RAW DATA:
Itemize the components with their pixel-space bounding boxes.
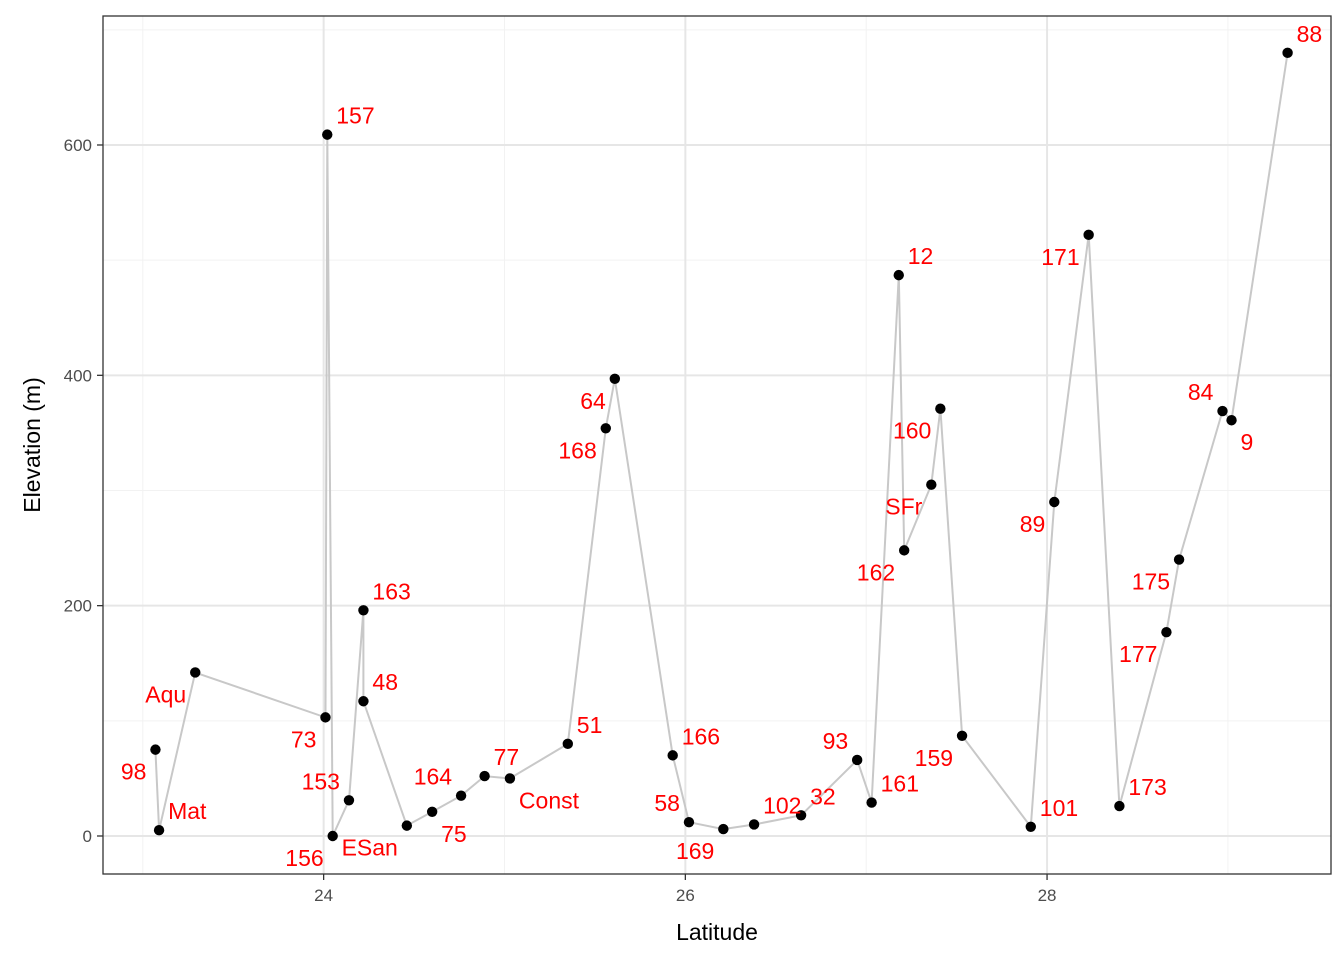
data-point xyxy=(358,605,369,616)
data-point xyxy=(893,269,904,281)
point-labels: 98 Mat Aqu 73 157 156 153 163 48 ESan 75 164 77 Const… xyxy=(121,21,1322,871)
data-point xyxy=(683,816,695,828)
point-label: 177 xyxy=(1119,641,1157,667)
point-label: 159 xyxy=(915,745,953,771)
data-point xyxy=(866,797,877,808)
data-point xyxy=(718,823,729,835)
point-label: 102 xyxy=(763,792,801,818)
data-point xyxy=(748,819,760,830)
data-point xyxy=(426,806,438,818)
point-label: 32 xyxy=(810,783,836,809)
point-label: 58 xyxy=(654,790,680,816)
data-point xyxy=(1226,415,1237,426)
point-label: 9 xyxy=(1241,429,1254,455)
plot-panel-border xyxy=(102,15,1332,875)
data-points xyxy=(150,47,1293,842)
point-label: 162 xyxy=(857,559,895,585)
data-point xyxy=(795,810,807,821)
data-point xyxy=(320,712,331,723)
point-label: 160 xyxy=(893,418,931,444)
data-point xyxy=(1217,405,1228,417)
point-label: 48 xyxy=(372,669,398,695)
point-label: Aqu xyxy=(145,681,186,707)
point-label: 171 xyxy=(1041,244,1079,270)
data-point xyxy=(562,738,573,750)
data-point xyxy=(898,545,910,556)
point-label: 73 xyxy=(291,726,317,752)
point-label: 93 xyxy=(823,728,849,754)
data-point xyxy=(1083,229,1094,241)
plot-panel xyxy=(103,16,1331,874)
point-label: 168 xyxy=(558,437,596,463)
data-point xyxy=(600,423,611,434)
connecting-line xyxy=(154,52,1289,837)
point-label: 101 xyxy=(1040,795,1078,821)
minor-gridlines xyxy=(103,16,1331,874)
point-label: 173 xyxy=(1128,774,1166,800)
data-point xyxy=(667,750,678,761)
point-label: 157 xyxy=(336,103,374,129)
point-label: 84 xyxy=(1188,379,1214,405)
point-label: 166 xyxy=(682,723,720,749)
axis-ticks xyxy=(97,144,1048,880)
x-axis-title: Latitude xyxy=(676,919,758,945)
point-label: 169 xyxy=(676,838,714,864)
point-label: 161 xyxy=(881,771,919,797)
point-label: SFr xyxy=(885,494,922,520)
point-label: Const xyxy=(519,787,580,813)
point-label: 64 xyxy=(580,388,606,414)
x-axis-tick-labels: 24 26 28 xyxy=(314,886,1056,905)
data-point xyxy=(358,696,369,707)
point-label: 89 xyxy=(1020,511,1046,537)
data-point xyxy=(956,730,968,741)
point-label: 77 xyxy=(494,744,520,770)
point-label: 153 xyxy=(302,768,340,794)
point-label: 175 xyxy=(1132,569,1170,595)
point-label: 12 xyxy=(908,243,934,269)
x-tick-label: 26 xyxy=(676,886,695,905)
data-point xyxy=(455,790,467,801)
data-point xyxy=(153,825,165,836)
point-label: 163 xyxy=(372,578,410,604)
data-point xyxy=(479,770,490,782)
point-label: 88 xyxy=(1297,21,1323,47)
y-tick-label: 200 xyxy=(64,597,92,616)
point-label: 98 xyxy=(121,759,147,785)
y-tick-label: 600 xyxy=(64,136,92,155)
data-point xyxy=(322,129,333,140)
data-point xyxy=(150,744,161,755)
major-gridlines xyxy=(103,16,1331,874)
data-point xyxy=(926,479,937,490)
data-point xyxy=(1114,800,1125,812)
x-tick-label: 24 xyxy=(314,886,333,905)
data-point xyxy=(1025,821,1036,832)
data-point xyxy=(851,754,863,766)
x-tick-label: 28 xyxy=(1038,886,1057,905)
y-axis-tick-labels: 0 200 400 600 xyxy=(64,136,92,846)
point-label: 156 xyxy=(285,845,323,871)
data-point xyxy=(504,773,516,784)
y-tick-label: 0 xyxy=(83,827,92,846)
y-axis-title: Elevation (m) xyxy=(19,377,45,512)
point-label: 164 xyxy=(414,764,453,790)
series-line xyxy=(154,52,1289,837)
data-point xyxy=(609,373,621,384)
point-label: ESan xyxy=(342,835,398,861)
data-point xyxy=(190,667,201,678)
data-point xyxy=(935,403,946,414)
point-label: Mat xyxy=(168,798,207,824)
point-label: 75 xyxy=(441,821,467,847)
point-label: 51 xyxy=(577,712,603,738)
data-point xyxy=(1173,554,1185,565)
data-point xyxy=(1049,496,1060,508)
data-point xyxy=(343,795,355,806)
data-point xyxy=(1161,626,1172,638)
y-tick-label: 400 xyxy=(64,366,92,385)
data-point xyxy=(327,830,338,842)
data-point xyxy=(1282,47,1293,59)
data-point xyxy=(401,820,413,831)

==

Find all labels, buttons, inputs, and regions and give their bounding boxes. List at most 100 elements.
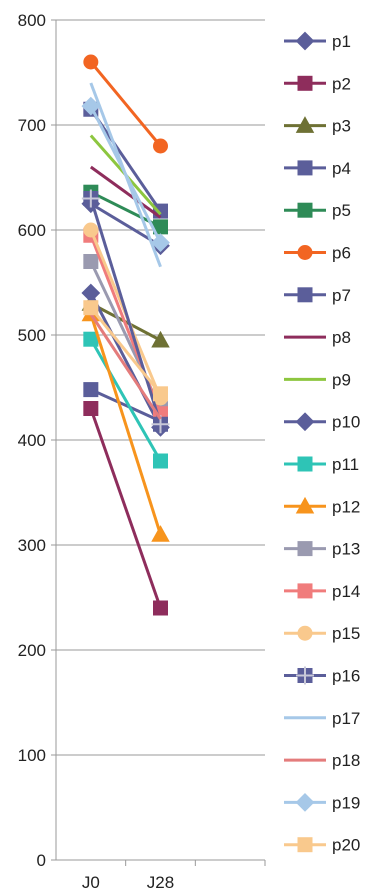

YOUR TASK: Please convert the records above, from the line with "Itemize the components" up to and including the line with "point-label: 9 xyxy=(1241,429,1254,455)", into a two-column CSV with the columns instruction and output. Each instruction gets one row, each field is quoted with its line breaks turned into spaces, and the pictures stay out.

EXERCISE RESPONSE:
instruction,output
"Itemize the components with their pixel-space bounding boxes.","data-point xyxy=(358,605,369,616) data-point xyxy=(893,269,904,281) point-labels: 98 Mat Aqu 73 157 156 153 163 48 ESan 75 164 77 Const… xyxy=(121,21,1322,871) data-point xyxy=(683,816,695,828) point-label: 177 xyxy=(1119,641,1157,667) point-label: 159 xyxy=(915,745,953,771) data-point xyxy=(866,797,877,808) data-point xyxy=(718,823,729,835) point-label: 102 xyxy=(763,792,801,818) data-point xyxy=(748,819,760,830) data-point xyxy=(426,806,438,818) point-label: 32 xyxy=(810,783,836,809) point-label: 58 xyxy=(654,790,680,816) data-point xyxy=(1226,415,1237,426) point-label: 9 xyxy=(1241,429,1254,455)"